--- Begin Record excerpts ---

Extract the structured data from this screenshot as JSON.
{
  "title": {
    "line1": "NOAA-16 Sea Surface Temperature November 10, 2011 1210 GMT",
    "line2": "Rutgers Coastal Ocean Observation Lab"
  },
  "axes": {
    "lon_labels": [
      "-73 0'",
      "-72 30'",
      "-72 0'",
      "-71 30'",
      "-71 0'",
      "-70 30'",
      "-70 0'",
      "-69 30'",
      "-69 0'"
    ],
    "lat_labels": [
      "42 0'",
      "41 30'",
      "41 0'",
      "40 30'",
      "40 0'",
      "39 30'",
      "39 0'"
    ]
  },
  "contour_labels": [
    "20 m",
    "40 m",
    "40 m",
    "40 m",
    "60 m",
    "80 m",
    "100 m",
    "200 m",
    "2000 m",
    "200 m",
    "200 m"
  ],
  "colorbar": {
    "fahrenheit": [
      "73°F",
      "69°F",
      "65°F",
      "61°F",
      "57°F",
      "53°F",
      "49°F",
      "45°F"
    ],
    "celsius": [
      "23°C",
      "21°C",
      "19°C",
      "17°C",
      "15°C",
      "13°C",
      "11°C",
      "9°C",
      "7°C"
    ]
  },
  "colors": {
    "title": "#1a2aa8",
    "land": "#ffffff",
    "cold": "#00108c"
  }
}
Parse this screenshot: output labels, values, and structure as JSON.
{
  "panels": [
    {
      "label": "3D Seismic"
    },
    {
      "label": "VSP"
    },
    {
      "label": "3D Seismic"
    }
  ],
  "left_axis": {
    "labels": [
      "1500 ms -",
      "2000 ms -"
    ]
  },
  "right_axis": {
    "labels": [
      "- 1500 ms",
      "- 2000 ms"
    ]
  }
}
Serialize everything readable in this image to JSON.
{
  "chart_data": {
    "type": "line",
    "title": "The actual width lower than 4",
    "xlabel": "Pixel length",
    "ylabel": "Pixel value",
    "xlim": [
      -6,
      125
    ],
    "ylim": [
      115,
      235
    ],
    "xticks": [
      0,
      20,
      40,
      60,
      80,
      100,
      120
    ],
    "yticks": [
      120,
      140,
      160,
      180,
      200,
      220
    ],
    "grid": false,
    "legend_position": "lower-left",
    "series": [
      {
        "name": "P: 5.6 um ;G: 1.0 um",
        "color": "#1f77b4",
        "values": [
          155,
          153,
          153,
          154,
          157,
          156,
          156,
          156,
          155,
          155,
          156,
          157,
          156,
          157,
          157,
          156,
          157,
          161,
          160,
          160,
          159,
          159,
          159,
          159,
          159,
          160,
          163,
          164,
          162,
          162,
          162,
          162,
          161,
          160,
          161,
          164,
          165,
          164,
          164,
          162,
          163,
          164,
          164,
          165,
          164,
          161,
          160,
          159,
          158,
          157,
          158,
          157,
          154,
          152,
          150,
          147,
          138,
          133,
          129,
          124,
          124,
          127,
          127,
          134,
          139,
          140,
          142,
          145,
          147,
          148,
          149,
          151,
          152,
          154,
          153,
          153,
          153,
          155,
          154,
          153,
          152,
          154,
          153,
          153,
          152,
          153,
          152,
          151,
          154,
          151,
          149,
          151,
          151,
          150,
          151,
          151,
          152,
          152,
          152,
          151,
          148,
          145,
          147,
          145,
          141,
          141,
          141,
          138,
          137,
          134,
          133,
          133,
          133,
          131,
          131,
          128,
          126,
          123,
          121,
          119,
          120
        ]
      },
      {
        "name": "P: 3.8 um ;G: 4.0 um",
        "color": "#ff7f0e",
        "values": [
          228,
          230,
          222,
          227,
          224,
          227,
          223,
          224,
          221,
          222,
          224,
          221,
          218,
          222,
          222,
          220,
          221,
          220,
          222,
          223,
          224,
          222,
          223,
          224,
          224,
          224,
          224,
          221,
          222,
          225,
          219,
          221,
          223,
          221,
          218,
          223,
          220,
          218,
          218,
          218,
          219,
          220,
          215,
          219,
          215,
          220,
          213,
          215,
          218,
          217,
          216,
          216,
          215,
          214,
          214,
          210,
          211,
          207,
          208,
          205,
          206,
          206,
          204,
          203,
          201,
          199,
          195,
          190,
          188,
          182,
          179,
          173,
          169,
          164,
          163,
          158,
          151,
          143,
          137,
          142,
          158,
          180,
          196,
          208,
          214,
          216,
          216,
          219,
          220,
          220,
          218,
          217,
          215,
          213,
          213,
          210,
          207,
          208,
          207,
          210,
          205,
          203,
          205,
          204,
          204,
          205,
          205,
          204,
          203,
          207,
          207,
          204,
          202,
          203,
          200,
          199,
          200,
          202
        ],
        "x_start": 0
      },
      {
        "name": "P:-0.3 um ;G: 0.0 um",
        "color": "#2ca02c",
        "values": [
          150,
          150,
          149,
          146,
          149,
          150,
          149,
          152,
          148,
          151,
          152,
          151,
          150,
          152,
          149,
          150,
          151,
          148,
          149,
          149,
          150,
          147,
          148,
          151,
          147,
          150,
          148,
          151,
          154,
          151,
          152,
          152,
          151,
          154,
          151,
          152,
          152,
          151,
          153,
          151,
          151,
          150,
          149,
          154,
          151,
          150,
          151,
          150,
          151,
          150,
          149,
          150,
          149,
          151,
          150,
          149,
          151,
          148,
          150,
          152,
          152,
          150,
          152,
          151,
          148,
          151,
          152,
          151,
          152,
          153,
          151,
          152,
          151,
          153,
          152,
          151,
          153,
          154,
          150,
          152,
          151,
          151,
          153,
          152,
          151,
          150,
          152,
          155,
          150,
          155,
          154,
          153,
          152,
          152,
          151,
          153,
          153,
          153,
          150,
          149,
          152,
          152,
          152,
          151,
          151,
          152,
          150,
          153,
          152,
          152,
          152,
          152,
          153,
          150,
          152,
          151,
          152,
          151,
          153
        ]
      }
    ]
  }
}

--- End Record excerpts ---

> Given task
Go through the entries and return each line where the word "lower" appears.

> Full solution
    "title": "The actual width lower than 4",
    "legend_position": "lower-left",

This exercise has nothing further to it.